## Problem statement
Once you have read the records below, restate them word for word.

## Data excerpts
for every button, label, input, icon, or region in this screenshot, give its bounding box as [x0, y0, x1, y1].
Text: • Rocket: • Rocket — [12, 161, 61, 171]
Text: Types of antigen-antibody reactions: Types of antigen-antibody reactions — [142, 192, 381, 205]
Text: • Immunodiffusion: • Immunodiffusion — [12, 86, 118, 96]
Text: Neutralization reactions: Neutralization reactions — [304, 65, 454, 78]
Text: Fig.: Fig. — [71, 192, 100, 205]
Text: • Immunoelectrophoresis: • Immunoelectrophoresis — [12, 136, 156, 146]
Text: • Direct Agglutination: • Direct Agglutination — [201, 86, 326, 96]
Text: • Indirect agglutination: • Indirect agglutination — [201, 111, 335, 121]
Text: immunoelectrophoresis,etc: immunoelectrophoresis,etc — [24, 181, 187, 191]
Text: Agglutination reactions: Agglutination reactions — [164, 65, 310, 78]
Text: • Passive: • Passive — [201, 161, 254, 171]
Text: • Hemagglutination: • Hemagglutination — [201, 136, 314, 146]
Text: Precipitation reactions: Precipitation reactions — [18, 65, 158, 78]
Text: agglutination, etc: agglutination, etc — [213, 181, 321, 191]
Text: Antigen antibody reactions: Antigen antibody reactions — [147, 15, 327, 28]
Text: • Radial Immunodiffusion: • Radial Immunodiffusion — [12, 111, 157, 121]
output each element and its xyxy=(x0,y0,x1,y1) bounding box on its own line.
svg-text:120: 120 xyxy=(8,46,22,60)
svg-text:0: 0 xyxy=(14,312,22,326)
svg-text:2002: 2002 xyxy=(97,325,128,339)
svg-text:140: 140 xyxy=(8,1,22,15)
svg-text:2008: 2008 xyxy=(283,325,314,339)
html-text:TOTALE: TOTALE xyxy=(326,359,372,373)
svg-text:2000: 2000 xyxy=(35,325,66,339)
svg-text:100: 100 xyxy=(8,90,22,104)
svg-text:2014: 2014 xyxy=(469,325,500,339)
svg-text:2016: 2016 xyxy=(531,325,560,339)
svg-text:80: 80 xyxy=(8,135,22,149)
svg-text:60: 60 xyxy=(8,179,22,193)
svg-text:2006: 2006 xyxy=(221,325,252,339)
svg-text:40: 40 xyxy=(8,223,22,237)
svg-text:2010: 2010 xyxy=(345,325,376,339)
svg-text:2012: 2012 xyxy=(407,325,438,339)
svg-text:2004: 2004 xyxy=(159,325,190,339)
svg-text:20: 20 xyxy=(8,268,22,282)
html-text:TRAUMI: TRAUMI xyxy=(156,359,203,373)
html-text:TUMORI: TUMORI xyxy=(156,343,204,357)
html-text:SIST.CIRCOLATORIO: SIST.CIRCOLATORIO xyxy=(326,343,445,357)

## Response for this exercise
for every button, label, input, icon, or region in this screenshot, give its bounding box as [x0, y0, x1, y1].
Text: • Rocket: • Rocket — [12, 161, 61, 171]
Text: Types of antigen-antibody reactions: Types of antigen-antibody reactions — [142, 192, 381, 205]
Text: • Immunodiffusion: • Immunodiffusion — [12, 86, 118, 96]
Text: Neutralization reactions: Neutralization reactions — [304, 65, 454, 78]
Text: Fig.: Fig. — [71, 192, 100, 205]
Text: • Immunoelectrophoresis: • Immunoelectrophoresis — [12, 136, 156, 146]
Text: • Direct Agglutination: • Direct Agglutination — [201, 86, 326, 96]
Text: • Indirect agglutination: • Indirect agglutination — [201, 111, 335, 121]
Text: immunoelectrophoresis,etc: immunoelectrophoresis,etc — [24, 181, 187, 191]
Text: Agglutination reactions: Agglutination reactions — [164, 65, 310, 78]
Text: • Passive: • Passive — [201, 161, 254, 171]
Text: • Hemagglutination: • Hemagglutination — [201, 136, 314, 146]
Text: Precipitation reactions: Precipitation reactions — [18, 65, 158, 78]
Text: agglutination, etc: agglutination, etc — [213, 181, 321, 191]
Text: Antigen antibody reactions: Antigen antibody reactions — [147, 15, 327, 28]
Text: • Radial Immunodiffusion: • Radial Immunodiffusion — [12, 111, 157, 121]
output each element and its xyxy=(x0,y0,x1,y1) bounding box on its own line.
svg-text:120: 120 xyxy=(8,46,22,60)
svg-text:0: 0 xyxy=(14,312,22,326)
svg-text:2002: 2002 xyxy=(97,325,128,339)
svg-text:140: 140 xyxy=(8,1,22,15)
svg-text:2008: 2008 xyxy=(283,325,314,339)
html-text:TOTALE: TOTALE xyxy=(326,359,372,373)
svg-text:2000: 2000 xyxy=(35,325,66,339)
svg-text:100: 100 xyxy=(8,90,22,104)
svg-text:2014: 2014 xyxy=(469,325,500,339)
svg-text:2016: 2016 xyxy=(531,325,560,339)
svg-text:80: 80 xyxy=(8,135,22,149)
svg-text:60: 60 xyxy=(8,179,22,193)
svg-text:2006: 2006 xyxy=(221,325,252,339)
svg-text:40: 40 xyxy=(8,223,22,237)
svg-text:2010: 2010 xyxy=(345,325,376,339)
svg-text:2012: 2012 xyxy=(407,325,438,339)
svg-text:2004: 2004 xyxy=(159,325,190,339)
svg-text:20: 20 xyxy=(8,268,22,282)
html-text:TRAUMI: TRAUMI xyxy=(156,359,203,373)
html-text:TUMORI: TUMORI xyxy=(156,343,204,357)
html-text:SIST.CIRCOLATORIO: SIST.CIRCOLATORIO xyxy=(326,343,445,357)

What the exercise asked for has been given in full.